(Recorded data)
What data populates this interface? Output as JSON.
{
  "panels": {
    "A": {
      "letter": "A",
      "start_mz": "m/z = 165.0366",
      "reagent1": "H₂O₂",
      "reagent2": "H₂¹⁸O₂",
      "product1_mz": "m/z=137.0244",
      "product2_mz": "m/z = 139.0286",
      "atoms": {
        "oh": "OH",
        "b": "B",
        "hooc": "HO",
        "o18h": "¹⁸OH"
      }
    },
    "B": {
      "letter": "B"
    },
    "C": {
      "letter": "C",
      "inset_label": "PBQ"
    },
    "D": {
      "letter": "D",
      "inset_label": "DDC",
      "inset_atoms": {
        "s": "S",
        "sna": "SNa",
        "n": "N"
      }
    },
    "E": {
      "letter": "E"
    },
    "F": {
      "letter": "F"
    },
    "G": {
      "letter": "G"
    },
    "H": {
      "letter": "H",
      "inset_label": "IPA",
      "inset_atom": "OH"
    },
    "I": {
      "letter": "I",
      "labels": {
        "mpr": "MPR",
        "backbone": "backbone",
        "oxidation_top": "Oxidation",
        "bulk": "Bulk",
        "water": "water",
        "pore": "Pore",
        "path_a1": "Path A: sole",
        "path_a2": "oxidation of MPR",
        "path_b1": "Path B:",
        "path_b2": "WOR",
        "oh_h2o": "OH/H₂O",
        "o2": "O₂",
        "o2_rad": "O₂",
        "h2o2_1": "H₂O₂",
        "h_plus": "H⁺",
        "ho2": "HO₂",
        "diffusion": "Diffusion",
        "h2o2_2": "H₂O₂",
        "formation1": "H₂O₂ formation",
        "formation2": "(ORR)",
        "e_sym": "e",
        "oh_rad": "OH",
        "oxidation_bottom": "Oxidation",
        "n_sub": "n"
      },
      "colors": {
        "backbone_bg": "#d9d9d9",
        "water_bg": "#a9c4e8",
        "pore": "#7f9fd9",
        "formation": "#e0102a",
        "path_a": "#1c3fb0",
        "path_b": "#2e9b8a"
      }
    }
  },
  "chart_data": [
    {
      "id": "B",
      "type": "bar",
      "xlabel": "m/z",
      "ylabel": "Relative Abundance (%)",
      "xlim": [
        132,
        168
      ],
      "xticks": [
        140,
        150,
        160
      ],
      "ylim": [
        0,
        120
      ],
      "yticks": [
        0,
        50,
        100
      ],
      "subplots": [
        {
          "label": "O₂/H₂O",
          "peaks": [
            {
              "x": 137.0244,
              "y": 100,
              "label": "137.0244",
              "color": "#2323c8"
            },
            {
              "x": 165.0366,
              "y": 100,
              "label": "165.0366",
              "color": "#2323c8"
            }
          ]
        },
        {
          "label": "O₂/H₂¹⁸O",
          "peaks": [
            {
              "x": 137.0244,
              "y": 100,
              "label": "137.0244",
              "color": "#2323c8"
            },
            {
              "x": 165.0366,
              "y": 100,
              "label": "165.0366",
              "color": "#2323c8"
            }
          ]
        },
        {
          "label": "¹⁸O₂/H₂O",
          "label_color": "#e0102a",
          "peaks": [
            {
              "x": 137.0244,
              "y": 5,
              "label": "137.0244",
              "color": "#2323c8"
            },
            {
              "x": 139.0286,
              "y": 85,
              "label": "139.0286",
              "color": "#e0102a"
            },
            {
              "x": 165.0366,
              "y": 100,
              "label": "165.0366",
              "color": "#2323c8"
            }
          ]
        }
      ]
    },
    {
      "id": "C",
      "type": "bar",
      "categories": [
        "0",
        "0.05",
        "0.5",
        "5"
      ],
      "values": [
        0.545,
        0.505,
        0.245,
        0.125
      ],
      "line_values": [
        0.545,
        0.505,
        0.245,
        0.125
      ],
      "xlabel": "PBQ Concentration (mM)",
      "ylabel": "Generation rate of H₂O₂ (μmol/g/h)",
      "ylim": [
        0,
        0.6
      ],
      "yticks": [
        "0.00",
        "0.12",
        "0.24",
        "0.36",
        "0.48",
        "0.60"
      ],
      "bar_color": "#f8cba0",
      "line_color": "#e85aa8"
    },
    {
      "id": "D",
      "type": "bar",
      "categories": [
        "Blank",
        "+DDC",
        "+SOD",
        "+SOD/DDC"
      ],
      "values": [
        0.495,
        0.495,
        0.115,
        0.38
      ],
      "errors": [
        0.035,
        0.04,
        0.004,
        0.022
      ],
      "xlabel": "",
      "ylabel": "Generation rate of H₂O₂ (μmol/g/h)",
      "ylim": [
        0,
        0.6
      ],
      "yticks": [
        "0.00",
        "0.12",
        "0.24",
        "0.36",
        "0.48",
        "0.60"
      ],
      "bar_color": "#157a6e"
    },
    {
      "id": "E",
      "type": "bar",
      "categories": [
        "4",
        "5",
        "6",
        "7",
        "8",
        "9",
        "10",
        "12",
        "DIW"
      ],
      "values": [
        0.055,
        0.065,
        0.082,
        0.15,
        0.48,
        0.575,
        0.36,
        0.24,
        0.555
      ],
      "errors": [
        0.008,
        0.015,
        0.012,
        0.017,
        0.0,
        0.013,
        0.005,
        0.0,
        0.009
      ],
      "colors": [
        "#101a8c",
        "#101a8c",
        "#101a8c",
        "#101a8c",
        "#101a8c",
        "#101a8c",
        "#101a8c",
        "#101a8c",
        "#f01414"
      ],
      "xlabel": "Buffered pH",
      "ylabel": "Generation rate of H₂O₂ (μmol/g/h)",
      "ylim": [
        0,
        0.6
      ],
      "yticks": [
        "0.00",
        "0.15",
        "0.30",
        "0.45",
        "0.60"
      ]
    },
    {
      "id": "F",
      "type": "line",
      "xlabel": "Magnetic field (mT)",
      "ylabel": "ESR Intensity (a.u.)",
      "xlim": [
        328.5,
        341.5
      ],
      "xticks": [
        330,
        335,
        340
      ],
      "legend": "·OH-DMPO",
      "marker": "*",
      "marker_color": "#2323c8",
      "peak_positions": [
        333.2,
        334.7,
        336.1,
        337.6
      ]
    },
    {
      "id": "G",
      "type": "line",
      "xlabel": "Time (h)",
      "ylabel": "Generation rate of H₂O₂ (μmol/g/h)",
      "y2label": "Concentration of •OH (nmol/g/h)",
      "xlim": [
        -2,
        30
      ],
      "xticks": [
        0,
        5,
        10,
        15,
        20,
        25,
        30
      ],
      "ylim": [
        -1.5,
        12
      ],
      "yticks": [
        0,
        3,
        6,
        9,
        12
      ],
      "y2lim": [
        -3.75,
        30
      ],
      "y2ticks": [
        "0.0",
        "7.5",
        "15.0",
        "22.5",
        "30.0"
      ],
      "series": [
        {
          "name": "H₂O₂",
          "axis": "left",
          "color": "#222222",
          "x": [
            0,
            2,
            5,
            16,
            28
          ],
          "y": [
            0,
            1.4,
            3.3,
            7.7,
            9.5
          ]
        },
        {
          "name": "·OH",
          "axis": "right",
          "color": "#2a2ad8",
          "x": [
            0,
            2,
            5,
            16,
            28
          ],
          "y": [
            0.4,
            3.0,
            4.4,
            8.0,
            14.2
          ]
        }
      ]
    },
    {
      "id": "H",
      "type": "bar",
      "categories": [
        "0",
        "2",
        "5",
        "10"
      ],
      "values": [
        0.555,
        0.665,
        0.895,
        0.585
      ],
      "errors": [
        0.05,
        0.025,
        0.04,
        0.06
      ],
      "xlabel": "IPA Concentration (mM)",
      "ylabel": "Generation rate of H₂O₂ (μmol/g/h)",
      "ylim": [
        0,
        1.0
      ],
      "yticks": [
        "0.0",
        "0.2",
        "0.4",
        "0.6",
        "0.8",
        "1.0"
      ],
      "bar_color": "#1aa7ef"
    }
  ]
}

▶ **Instructions for the task**: The records above must be output exactly, in full.

▶ **Output for this exercise**:
What data populates this interface? Output as JSON.
{
  "panels": {
    "A": {
      "letter": "A",
      "start_mz": "m/z = 165.0366",
      "reagent1": "H₂O₂",
      "reagent2": "H₂¹⁸O₂",
      "product1_mz": "m/z=137.0244",
      "product2_mz": "m/z = 139.0286",
      "atoms": {
        "oh": "OH",
        "b": "B",
        "hooc": "HO",
        "o18h": "¹⁸OH"
      }
    },
    "B": {
      "letter": "B"
    },
    "C": {
      "letter": "C",
      "inset_label": "PBQ"
    },
    "D": {
      "letter": "D",
      "inset_label": "DDC",
      "inset_atoms": {
        "s": "S",
        "sna": "SNa",
        "n": "N"
      }
    },
    "E": {
      "letter": "E"
    },
    "F": {
      "letter": "F"
    },
    "G": {
      "letter": "G"
    },
    "H": {
      "letter": "H",
      "inset_label": "IPA",
      "inset_atom": "OH"
    },
    "I": {
      "letter": "I",
      "labels": {
        "mpr": "MPR",
        "backbone": "backbone",
        "oxidation_top": "Oxidation",
        "bulk": "Bulk",
        "water": "water",
        "pore": "Pore",
        "path_a1": "Path A: sole",
        "path_a2": "oxidation of MPR",
        "path_b1": "Path B:",
        "path_b2": "WOR",
        "oh_h2o": "OH/H₂O",
        "o2": "O₂",
        "o2_rad": "O₂",
        "h2o2_1": "H₂O₂",
        "h_plus": "H⁺",
        "ho2": "HO₂",
        "diffusion": "Diffusion",
        "h2o2_2": "H₂O₂",
        "formation1": "H₂O₂ formation",
        "formation2": "(ORR)",
        "e_sym": "e",
        "oh_rad": "OH",
        "oxidation_bottom": "Oxidation",
        "n_sub": "n"
      },
      "colors": {
        "backbone_bg": "#d9d9d9",
        "water_bg": "#a9c4e8",
        "pore": "#7f9fd9",
        "formation": "#e0102a",
        "path_a": "#1c3fb0",
        "path_b": "#2e9b8a"
      }
    }
  },
  "chart_data": [
    {
      "id": "B",
      "type": "bar",
      "xlabel": "m/z",
      "ylabel": "Relative Abundance (%)",
      "xlim": [
        132,
        168
      ],
      "xticks": [
        140,
        150,
        160
      ],
      "ylim": [
        0,
        120
      ],
      "yticks": [
        0,
        50,
        100
      ],
      "subplots": [
        {
          "label": "O₂/H₂O",
          "peaks": [
            {
              "x": 137.0244,
              "y": 100,
              "label": "137.0244",
              "color": "#2323c8"
            },
            {
              "x": 165.0366,
              "y": 100,
              "label": "165.0366",
              "color": "#2323c8"
            }
          ]
        },
        {
          "label": "O₂/H₂¹⁸O",
          "peaks": [
            {
              "x": 137.0244,
              "y": 100,
              "label": "137.0244",
              "color": "#2323c8"
            },
            {
              "x": 165.0366,
              "y": 100,
              "label": "165.0366",
              "color": "#2323c8"
            }
          ]
        },
        {
          "label": "¹⁸O₂/H₂O",
          "label_color": "#e0102a",
          "peaks": [
            {
              "x": 137.0244,
              "y": 5,
              "label": "137.0244",
              "color": "#2323c8"
            },
            {
              "x": 139.0286,
              "y": 85,
              "label": "139.0286",
              "color": "#e0102a"
            },
            {
              "x": 165.0366,
              "y": 100,
              "label": "165.0366",
              "color": "#2323c8"
            }
          ]
        }
      ]
    },
    {
      "id": "C",
      "type": "bar",
      "categories": [
        "0",
        "0.05",
        "0.5",
        "5"
      ],
      "values": [
        0.545,
        0.505,
        0.245,
        0.125
      ],
      "line_values": [
        0.545,
        0.505,
        0.245,
        0.125
      ],
      "xlabel": "PBQ Concentration (mM)",
      "ylabel": "Generation rate of H₂O₂ (μmol/g/h)",
      "ylim": [
        0,
        0.6
      ],
      "yticks": [
        "0.00",
        "0.12",
        "0.24",
        "0.36",
        "0.48",
        "0.60"
      ],
      "bar_color": "#f8cba0",
      "line_color": "#e85aa8"
    },
    {
      "id": "D",
      "type": "bar",
      "categories": [
        "Blank",
        "+DDC",
        "+SOD",
        "+SOD/DDC"
      ],
      "values": [
        0.495,
        0.495,
        0.115,
        0.38
      ],
      "errors": [
        0.035,
        0.04,
        0.004,
        0.022
      ],
      "xlabel": "",
      "ylabel": "Generation rate of H₂O₂ (μmol/g/h)",
      "ylim": [
        0,
        0.6
      ],
      "yticks": [
        "0.00",
        "0.12",
        "0.24",
        "0.36",
        "0.48",
        "0.60"
      ],
      "bar_color": "#157a6e"
    },
    {
      "id": "E",
      "type": "bar",
      "categories": [
        "4",
        "5",
        "6",
        "7",
        "8",
        "9",
        "10",
        "12",
        "DIW"
      ],
      "values": [
        0.055,
        0.065,
        0.082,
        0.15,
        0.48,
        0.575,
        0.36,
        0.24,
        0.555
      ],
      "errors": [
        0.008,
        0.015,
        0.012,
        0.017,
        0.0,
        0.013,
        0.005,
        0.0,
        0.009
      ],
      "colors": [
        "#101a8c",
        "#101a8c",
        "#101a8c",
        "#101a8c",
        "#101a8c",
        "#101a8c",
        "#101a8c",
        "#101a8c",
        "#f01414"
      ],
      "xlabel": "Buffered pH",
      "ylabel": "Generation rate of H₂O₂ (μmol/g/h)",
      "ylim": [
        0,
        0.6
      ],
      "yticks": [
        "0.00",
        "0.15",
        "0.30",
        "0.45",
        "0.60"
      ]
    },
    {
      "id": "F",
      "type": "line",
      "xlabel": "Magnetic field (mT)",
      "ylabel": "ESR Intensity (a.u.)",
      "xlim": [
        328.5,
        341.5
      ],
      "xticks": [
        330,
        335,
        340
      ],
      "legend": "·OH-DMPO",
      "marker": "*",
      "marker_color": "#2323c8",
      "peak_positions": [
        333.2,
        334.7,
        336.1,
        337.6
      ]
    },
    {
      "id": "G",
      "type": "line",
      "xlabel": "Time (h)",
      "ylabel": "Generation rate of H₂O₂ (μmol/g/h)",
      "y2label": "Concentration of •OH (nmol/g/h)",
      "xlim": [
        -2,
        30
      ],
      "xticks": [
        0,
        5,
        10,
        15,
        20,
        25,
        30
      ],
      "ylim": [
        -1.5,
        12
      ],
      "yticks": [
        0,
        3,
        6,
        9,
        12
      ],
      "y2lim": [
        -3.75,
        30
      ],
      "y2ticks": [
        "0.0",
        "7.5",
        "15.0",
        "22.5",
        "30.0"
      ],
      "series": [
        {
          "name": "H₂O₂",
          "axis": "left",
          "color": "#222222",
          "x": [
            0,
            2,
            5,
            16,
            28
          ],
          "y": [
            0,
            1.4,
            3.3,
            7.7,
            9.5
          ]
        },
        {
          "name": "·OH",
          "axis": "right",
          "color": "#2a2ad8",
          "x": [
            0,
            2,
            5,
            16,
            28
          ],
          "y": [
            0.4,
            3.0,
            4.4,
            8.0,
            14.2
          ]
        }
      ]
    },
    {
      "id": "H",
      "type": "bar",
      "categories": [
        "0",
        "2",
        "5",
        "10"
      ],
      "values": [
        0.555,
        0.665,
        0.895,
        0.585
      ],
      "errors": [
        0.05,
        0.025,
        0.04,
        0.06
      ],
      "xlabel": "IPA Concentration (mM)",
      "ylabel": "Generation rate of H₂O₂ (μmol/g/h)",
      "ylim": [
        0,
        1.0
      ],
      "yticks": [
        "0.0",
        "0.2",
        "0.4",
        "0.6",
        "0.8",
        "1.0"
      ],
      "bar_color": "#1aa7ef"
    }
  ]
}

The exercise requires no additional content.